## Begin Entries supplied

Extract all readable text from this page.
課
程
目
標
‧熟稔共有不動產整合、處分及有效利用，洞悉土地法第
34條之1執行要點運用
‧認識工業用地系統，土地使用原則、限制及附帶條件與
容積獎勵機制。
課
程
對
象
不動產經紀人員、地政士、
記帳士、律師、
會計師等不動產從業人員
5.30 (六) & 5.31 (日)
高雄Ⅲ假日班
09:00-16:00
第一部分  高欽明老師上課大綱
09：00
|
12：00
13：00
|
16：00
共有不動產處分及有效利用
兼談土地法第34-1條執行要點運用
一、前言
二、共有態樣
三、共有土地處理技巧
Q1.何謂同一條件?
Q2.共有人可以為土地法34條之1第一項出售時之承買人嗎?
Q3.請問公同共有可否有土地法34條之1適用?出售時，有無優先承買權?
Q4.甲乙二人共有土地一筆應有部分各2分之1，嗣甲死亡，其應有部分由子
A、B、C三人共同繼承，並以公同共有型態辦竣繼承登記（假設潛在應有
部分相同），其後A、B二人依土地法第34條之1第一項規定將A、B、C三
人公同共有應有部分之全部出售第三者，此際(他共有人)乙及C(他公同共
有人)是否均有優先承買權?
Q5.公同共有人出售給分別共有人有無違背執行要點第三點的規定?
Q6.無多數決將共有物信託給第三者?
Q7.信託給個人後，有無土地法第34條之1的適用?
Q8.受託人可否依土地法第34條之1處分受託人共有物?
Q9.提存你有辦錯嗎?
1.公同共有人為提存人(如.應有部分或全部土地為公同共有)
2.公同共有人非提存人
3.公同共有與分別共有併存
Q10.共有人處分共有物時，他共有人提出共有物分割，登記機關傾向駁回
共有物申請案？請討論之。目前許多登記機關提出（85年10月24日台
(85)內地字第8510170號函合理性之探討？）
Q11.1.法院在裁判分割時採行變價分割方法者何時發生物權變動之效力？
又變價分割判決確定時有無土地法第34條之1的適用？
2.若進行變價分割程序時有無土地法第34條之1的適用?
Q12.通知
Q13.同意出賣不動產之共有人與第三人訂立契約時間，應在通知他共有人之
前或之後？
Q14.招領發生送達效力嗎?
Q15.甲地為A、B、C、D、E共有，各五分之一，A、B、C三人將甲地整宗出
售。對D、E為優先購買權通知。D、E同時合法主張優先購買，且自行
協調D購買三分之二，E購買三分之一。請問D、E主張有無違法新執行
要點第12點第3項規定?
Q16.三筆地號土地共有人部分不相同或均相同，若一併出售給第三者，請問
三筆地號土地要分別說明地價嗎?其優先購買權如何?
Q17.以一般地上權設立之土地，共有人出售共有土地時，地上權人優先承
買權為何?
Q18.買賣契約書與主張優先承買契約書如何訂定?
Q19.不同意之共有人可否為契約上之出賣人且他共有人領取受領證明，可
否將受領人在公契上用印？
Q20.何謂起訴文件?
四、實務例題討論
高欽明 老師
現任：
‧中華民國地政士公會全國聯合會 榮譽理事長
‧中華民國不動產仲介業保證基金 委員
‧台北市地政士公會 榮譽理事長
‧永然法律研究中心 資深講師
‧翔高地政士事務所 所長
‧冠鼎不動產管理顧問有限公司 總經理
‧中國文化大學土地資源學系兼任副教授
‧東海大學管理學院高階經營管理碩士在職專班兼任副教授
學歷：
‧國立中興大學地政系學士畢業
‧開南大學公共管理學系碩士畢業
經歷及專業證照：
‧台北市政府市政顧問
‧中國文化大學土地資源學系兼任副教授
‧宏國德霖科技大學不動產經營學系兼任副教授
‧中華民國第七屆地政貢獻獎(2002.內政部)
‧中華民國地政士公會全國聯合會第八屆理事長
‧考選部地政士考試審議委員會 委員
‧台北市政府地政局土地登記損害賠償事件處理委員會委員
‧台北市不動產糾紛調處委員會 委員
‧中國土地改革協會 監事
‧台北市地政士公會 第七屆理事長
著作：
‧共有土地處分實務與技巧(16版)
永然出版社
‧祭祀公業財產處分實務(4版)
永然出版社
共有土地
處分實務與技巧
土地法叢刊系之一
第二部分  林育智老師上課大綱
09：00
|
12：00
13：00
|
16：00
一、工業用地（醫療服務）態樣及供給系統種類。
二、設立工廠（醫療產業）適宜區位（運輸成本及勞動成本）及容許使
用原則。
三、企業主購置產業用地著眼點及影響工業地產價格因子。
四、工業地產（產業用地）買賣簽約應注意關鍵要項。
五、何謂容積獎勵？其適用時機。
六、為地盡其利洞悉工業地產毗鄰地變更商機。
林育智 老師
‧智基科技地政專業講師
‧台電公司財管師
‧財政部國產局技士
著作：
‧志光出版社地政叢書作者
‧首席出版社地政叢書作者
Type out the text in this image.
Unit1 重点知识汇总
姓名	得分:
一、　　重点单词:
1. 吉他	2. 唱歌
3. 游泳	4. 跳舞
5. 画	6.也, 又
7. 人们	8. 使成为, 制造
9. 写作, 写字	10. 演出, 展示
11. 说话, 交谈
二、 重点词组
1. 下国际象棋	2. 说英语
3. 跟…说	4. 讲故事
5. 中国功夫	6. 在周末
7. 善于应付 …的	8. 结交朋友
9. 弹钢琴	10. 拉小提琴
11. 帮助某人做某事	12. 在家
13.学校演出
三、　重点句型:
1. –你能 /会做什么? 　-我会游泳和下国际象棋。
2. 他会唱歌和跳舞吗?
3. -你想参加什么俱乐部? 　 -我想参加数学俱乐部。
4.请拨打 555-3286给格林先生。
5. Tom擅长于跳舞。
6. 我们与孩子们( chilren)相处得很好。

## End Entries supplied

From the data, list each line in which the string "榮譽理事長" appears.

‧中華民國地政士公會全國聯合會 榮譽理事長
‧台北市地政士公會 榮譽理事長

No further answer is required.